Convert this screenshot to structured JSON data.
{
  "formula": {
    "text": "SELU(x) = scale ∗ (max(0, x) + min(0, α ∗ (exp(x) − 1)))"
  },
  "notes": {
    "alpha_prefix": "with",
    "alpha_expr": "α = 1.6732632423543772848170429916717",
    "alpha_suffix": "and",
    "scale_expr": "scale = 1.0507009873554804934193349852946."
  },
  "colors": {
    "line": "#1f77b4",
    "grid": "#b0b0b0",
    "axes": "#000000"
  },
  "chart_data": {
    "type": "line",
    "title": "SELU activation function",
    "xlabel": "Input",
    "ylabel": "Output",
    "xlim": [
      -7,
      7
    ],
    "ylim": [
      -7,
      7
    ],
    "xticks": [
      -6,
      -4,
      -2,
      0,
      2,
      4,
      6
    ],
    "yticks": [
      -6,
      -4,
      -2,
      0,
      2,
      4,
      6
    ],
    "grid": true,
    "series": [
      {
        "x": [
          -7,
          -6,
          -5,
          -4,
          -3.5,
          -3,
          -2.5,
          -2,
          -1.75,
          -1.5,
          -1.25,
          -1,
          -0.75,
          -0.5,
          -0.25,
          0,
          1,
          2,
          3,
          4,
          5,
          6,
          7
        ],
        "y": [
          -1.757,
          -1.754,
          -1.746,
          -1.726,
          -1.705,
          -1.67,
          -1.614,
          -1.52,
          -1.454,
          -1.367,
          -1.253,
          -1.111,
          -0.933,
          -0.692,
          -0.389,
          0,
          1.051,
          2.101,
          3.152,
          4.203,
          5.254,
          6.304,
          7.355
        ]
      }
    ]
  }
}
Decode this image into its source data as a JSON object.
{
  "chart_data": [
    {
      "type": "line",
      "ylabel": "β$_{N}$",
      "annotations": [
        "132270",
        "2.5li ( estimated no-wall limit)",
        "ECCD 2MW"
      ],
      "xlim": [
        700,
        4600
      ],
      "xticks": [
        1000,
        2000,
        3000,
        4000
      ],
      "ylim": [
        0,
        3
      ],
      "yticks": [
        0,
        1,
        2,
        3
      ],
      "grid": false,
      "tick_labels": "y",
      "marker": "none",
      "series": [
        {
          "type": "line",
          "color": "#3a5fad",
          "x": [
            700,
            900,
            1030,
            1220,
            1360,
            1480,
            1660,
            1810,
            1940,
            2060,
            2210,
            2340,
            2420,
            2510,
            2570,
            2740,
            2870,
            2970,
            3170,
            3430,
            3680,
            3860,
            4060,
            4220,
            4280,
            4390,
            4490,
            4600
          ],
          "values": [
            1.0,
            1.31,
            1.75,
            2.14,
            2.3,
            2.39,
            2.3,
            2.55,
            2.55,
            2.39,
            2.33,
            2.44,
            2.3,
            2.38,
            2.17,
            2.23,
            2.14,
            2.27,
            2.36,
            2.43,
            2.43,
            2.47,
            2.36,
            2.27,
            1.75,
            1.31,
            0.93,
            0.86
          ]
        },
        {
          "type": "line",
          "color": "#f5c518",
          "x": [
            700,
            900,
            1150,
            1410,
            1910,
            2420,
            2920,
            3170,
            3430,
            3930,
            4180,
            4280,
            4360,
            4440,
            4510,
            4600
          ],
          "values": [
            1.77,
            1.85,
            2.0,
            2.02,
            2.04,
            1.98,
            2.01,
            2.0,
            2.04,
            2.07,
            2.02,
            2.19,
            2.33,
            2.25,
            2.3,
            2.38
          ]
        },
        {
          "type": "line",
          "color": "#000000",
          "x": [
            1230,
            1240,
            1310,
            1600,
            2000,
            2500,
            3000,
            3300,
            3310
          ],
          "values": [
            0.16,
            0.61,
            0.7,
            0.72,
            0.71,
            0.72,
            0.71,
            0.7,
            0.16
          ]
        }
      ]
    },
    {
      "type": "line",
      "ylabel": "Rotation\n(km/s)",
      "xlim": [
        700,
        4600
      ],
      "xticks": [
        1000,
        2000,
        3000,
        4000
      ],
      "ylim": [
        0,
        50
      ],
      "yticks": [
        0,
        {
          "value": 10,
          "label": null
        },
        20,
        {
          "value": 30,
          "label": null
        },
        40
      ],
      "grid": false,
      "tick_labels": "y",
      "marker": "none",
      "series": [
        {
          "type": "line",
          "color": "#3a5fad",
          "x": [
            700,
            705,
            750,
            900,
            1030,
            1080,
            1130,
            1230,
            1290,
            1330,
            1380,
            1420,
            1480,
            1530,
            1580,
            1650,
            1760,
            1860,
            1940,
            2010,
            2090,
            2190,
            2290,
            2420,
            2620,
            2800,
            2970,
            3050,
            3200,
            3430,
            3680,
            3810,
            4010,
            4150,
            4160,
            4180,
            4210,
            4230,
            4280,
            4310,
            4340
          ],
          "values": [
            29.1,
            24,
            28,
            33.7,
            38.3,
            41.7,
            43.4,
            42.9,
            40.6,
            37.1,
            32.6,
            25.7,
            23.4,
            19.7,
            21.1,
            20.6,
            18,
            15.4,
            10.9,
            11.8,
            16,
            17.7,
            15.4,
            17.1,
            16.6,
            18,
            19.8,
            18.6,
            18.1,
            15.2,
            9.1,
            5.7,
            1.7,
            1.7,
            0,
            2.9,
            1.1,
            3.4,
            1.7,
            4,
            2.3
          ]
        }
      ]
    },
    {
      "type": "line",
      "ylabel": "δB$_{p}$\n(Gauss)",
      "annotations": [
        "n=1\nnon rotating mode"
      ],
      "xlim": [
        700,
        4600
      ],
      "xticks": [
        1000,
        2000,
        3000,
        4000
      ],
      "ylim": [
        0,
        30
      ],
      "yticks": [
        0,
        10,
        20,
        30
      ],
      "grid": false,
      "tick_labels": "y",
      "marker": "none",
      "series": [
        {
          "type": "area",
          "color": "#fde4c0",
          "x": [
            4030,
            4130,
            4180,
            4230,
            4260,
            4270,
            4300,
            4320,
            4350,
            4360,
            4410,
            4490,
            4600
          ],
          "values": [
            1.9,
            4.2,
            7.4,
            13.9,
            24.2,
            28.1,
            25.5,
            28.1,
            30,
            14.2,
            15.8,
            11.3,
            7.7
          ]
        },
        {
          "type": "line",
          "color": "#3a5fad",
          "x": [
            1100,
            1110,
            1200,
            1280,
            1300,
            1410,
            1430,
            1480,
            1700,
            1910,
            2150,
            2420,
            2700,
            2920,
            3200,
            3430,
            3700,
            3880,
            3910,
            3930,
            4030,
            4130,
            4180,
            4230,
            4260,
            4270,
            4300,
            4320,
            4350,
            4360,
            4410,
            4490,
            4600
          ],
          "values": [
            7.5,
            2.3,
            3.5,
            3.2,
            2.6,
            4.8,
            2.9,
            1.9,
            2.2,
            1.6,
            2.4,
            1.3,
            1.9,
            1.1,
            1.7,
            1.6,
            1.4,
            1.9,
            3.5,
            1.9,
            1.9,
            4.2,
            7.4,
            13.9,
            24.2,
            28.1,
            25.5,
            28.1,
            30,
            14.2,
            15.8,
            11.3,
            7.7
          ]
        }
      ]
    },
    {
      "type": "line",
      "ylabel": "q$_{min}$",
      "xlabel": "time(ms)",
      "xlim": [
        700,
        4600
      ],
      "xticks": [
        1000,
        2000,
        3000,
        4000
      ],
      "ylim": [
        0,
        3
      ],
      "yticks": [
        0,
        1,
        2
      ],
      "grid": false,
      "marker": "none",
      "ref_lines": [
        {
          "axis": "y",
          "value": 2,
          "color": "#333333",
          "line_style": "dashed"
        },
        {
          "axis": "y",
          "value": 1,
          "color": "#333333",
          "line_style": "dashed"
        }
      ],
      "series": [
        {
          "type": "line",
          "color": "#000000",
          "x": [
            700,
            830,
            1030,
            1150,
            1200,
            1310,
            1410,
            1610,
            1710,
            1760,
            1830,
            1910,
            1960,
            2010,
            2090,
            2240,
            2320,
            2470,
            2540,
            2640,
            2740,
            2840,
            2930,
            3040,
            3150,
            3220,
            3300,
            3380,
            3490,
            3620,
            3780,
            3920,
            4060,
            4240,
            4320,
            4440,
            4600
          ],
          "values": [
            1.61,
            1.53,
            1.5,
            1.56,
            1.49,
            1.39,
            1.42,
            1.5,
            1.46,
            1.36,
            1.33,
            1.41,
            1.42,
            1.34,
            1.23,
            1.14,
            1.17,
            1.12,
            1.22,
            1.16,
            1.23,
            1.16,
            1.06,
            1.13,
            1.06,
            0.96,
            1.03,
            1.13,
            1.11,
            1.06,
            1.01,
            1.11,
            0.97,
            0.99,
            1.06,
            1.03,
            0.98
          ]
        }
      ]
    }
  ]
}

+ + + + + + +

In the listing above, locate each line with "SELU" and copy it.

| Output for this task |
    "text": "SELU(x) = scale ∗ (max(0, x) + min(0, α ∗ (exp(x) − 1)))"
    "title": "SELU activation function",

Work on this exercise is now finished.